[Records from a data collection]
>>>

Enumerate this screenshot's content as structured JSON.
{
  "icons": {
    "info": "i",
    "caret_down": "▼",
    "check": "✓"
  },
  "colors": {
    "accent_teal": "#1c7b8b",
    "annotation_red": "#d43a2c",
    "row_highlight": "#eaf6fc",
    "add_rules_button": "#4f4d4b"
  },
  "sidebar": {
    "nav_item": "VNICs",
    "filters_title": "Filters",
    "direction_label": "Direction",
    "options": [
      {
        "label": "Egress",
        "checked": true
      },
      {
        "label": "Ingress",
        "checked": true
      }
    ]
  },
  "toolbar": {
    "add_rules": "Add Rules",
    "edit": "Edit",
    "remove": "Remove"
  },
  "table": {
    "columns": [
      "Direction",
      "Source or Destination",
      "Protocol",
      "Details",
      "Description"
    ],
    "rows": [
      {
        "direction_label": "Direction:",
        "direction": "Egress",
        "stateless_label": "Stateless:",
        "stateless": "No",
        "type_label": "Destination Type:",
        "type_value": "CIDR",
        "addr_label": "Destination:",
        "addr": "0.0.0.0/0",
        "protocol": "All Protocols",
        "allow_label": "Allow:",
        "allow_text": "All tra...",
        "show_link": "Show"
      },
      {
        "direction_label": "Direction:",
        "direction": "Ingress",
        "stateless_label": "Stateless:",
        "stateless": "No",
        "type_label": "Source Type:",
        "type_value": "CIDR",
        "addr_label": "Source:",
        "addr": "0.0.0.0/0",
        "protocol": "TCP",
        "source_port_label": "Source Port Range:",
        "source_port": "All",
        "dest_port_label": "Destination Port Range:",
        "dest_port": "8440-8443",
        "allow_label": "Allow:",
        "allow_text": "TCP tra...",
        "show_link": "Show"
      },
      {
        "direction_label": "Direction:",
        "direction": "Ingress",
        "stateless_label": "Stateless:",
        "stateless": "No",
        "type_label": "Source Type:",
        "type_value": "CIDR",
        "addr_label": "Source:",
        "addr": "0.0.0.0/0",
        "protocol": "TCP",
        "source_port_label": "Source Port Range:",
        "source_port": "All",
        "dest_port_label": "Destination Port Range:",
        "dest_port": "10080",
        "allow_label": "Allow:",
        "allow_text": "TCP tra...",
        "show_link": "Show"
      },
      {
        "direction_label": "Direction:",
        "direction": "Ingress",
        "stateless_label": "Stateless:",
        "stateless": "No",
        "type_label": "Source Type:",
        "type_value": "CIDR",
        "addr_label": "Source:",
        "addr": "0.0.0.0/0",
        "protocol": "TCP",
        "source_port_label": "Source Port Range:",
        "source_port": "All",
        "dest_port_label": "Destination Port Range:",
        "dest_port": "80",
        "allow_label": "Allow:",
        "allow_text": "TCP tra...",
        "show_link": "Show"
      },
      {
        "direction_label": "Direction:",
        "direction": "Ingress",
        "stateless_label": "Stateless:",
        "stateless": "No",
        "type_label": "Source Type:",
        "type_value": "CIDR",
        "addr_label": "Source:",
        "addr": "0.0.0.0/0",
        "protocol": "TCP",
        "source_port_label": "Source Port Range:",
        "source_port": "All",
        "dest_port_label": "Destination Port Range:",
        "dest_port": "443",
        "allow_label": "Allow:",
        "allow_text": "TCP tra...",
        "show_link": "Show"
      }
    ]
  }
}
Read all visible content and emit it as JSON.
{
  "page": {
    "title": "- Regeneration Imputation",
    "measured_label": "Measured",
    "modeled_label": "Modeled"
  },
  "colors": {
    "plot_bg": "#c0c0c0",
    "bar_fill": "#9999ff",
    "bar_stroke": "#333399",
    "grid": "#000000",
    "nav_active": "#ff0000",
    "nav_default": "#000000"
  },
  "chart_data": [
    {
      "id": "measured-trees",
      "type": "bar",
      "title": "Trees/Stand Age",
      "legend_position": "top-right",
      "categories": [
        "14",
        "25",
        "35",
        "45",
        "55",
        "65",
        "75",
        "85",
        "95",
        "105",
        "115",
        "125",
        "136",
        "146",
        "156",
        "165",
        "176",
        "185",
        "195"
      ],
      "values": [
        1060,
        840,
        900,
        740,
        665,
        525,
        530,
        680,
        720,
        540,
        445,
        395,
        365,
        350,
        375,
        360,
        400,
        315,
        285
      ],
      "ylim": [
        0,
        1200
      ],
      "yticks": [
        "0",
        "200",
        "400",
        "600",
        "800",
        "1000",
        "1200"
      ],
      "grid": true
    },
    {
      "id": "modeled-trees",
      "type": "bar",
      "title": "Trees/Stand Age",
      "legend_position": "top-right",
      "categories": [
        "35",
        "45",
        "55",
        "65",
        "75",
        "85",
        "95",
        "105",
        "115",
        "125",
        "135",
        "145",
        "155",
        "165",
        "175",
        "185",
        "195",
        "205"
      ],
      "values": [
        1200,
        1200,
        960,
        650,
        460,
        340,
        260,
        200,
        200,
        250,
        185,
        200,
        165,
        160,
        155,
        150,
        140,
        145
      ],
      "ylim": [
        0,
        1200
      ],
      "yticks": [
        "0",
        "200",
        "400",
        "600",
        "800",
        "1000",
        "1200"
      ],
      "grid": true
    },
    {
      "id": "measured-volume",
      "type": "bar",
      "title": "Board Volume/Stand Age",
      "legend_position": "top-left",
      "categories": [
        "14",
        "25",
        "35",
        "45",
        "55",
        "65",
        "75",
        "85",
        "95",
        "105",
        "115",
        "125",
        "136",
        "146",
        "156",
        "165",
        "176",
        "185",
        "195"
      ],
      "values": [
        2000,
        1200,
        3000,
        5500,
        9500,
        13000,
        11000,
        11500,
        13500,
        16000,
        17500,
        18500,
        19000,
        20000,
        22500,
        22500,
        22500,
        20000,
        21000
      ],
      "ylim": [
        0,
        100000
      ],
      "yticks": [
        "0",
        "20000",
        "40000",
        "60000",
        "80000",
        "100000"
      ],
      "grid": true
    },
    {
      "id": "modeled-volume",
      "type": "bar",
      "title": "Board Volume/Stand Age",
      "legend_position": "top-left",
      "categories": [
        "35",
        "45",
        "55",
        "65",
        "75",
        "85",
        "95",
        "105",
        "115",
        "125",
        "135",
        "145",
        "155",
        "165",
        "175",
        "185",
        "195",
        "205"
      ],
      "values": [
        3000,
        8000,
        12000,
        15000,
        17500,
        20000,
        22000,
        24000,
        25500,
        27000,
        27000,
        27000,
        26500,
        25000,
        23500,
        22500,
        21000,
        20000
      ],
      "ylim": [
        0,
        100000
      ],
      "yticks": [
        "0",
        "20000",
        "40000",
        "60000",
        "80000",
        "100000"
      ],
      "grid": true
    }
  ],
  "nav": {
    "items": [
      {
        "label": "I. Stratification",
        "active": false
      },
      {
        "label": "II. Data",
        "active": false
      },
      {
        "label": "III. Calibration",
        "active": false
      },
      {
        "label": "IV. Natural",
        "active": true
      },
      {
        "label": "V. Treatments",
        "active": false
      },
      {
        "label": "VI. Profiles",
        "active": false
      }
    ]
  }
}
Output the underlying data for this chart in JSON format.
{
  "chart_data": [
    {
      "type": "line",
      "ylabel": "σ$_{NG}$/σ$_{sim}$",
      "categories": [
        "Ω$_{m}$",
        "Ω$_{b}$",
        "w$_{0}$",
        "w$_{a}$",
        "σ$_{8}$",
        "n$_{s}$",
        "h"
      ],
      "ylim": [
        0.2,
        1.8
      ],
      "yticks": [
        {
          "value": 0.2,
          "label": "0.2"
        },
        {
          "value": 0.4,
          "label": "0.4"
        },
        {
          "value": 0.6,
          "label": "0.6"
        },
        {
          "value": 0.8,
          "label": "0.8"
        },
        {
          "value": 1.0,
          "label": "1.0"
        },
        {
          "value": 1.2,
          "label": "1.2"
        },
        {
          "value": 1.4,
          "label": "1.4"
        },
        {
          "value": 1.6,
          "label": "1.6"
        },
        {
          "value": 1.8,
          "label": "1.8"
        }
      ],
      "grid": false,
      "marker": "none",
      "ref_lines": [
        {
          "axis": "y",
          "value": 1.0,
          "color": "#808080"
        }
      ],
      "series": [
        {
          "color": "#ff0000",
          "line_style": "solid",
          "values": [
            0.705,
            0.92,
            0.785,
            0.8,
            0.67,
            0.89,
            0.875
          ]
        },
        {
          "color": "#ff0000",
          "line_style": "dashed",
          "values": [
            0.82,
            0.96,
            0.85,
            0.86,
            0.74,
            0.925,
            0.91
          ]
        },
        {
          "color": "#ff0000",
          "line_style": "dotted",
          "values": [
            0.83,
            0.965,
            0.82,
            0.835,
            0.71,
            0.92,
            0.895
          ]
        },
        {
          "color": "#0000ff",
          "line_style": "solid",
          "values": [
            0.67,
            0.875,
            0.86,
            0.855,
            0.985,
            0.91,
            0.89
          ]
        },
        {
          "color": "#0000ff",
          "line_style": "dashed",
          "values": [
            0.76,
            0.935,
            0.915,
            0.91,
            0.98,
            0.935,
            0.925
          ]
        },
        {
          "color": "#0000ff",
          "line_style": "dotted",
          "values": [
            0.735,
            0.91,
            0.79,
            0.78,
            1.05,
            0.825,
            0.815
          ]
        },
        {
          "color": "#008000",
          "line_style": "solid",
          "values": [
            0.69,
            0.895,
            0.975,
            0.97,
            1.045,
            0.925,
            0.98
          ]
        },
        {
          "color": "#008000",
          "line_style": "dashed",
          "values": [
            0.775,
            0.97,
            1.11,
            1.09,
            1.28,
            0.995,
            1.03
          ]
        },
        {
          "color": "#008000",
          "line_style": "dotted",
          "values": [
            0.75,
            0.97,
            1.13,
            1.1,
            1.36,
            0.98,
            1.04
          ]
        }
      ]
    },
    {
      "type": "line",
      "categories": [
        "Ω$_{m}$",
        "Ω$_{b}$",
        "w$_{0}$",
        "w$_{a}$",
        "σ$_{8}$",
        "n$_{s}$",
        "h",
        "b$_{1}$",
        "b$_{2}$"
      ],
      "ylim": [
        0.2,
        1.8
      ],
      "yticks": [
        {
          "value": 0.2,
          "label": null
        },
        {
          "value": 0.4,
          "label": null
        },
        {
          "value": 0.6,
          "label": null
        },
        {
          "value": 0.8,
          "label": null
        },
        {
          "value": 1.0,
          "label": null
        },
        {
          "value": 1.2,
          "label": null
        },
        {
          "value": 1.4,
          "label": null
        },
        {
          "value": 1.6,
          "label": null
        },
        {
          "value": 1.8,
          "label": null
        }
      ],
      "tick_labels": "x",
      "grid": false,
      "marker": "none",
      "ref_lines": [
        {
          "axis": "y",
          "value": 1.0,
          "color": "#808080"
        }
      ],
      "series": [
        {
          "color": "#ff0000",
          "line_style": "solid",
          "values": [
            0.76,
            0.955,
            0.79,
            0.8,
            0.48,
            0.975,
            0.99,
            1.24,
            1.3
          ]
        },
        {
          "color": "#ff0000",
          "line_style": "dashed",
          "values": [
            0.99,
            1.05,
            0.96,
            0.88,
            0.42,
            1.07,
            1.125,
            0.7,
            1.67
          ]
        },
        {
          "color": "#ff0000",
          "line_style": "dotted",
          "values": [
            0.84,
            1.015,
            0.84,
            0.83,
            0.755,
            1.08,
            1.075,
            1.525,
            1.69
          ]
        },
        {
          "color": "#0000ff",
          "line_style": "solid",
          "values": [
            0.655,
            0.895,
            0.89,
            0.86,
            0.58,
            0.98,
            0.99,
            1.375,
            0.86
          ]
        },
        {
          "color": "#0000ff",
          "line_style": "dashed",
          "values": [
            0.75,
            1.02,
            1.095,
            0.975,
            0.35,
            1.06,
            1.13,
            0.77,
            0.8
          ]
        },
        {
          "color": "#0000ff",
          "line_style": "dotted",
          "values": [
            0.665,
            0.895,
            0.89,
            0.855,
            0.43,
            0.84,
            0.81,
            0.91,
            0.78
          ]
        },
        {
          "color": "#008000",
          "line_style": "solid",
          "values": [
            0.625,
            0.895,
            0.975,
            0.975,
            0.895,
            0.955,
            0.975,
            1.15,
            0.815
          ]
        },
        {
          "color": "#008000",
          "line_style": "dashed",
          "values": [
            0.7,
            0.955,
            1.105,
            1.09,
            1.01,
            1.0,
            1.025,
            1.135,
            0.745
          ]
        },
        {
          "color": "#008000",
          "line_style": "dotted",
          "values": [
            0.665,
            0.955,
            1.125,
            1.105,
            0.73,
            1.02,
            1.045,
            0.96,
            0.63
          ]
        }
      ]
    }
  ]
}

<<<

- Short problem -
Work out how many lines of the listing above include "this". Answer with the number and nothing more.

- Task answer -
2